*Descrizione del problema*.
Riprendi l'articolo sulla presa in carico degli uomini violenti e proseguilo a partire dalla sua ultima frase.

··· Brano estratto

Mar 2012 “Maschi violenti: la terapia orfana della politica“,
di Alessio Miceli
già pubblicato su Il Manifesto il 7 marzo 2012
Cosa dire in Italia oggi, al giovane uomo che getta il figlio neonato nel Tevere, ultimo sfregio alla sua compagna, gridando “io sono dio”? E che dire al fidanzato di Stefania Noce, che “l’amava tanto” da finirla a coltellate, nel periodo in cui lei manifestava a Catania per la libertà delle donne? Da quale (in)cultura proviene questo senso di onnipotenza e questa risposta alla libertà dell’altra, negli oltre 30 casi di donne uccise quest’anno, già all’inizio di marzo?
I ragazzi di scuola dicono di questi uomini che “sono pazzi o malati” e quasi a specchio gli adulti parlano sempre più di curarli: gli uomini maltrattanti, gli stalkers, gli abusanti, i sex offenders, gli uxoricidi… in breve l’idea è di “curare gli uomini violenti”. Così negli ultimi anni si moltiplicano i corsi di formazione e i bandi di concorso, i progetti e le nuove strutture. Si sviluppa un mercato e si estende anche l’ombrello dei servizi pubblici alla “presa in carico degli uomini violenti”.
Per esempio a Milano c’è il lavoro al carcere di Bollate con gli autori di reati sessuali, “per la riflessione costruttiva e la prevenzione della recidiva”. A Torino si tiene uno sportello telefonico per “l’ascolto del disagio maschile”, spesso casi di violenza da gestire in gruppi di condivisione facilitati o da inoltrare ai servizi sociali, mentre a Firenze lo sportello telefonico è intitolato come “Centro ascolto maltrattanti” e i gruppi sono più ad orientamento terapeutico. A Modena si apre adesso il primo centro pubblico in Emilia, che raccoglie una serie di esperienze terapeutiche ma anche di riflessione più ampia sulla maschilità, mentre a Roma sta per iniziare un progetto di laboratori socio-educativi per uomini a bassa o media intensità di violenza, inviati dal tribunale.
In questi e altri casi, ci sono un approccio terapeutico e uno di apprendimento rivolti agli uomini violenti, con diversi soggetti professionali e associativi, in un contesto più o meno istituzionale.

······
··· Informazioni estratte

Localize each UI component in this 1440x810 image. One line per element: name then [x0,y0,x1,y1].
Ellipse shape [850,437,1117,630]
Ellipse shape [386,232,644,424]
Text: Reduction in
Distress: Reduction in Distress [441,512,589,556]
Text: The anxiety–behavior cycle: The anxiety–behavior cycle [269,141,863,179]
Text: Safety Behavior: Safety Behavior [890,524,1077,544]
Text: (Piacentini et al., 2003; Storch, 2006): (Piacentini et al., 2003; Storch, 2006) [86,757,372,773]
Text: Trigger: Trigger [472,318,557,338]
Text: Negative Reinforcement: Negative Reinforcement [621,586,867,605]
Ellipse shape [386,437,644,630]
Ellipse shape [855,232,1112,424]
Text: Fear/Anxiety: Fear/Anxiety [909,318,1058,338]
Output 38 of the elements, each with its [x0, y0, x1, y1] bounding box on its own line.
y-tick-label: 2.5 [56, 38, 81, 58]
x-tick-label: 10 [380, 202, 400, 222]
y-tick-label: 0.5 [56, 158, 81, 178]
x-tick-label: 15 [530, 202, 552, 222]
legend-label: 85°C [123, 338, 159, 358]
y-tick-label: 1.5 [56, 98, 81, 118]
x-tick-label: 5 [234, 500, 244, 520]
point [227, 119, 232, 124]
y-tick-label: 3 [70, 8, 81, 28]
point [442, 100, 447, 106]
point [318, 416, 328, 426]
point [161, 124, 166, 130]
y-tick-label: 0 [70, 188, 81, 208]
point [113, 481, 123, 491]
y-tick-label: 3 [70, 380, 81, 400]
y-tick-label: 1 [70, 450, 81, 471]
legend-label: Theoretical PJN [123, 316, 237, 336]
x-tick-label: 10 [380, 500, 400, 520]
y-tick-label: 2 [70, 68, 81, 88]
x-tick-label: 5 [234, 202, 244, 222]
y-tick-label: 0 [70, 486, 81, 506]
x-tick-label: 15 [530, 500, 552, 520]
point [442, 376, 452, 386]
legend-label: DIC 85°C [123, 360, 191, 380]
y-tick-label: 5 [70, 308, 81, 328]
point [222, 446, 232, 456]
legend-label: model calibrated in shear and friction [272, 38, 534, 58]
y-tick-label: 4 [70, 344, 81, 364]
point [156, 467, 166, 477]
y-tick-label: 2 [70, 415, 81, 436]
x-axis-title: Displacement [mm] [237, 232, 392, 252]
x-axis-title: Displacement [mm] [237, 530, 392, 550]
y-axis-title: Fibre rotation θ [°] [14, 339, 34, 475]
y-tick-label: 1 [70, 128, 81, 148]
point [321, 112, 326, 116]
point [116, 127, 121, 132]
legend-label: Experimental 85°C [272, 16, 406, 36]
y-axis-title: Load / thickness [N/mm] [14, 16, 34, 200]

······

*Risposta al compito*.
Ma una grande domanda rimane in sospeso: quali sono i nessi tra questi approcci di “cura” e la mattanza di donne che avviene ogni anno in Italia, come questione politica?
Direi che la terapia, ancor più della formazione, se da un lato lavora alla ricostruzione della personalità, dall’altro rimanda al concetto della violenza come devianza individuale da rimodulare, rispetto a un corpo sociale tendenzialmente sano (e neutro, non sessuato).
Poi le cornici istituzionali di questi interventi, sia quella sanitaria che giudiziaria, lavorano nella logica dei servizi, cioè di strutture che “servono” appunto alla realtà esistente, che lavorano nell’ordine delle cose che è dato. A parte la difficoltà a validare questi percorsi in base alla recidiva, cioè che il comportamento violento non si verifichi più, fatto molto controverso in letteratura, ma ciò che mi sembra cruciale di queste esperienze di “cura”, a volte importanti, è il loro essere orfane di politica.
C’è un enorme bisogno di politica, quella capace di riconoscere il problema (la questione maschile irrisolta, di questa violenza strutturale sulle donne) e di darsi una prospettiva condivisa (e poi una legge organica, dei fondi strutturali ai centri antiviolenza, eccetera). Senza questa politica, non sarà il mondo della cura e dei servizi a cambiare il quadro, non è “il suo mestiere”.
E questo cambiamento, questa grande discussione a tutti i livelli della società, non può venire che da quelle donne (tante) e quegli uomini (pochi) che hanno appunto il desiderio politico di un nuovo rapporto tra i sessi. Come in quel campo di profughi afghani, in cui una grande donna, responsabile dei servizi del campo, innescò una discussione politica con i capi famiglia, per cui nessuna donna morì più in quel campo a causa di violenze e delitti d’onore.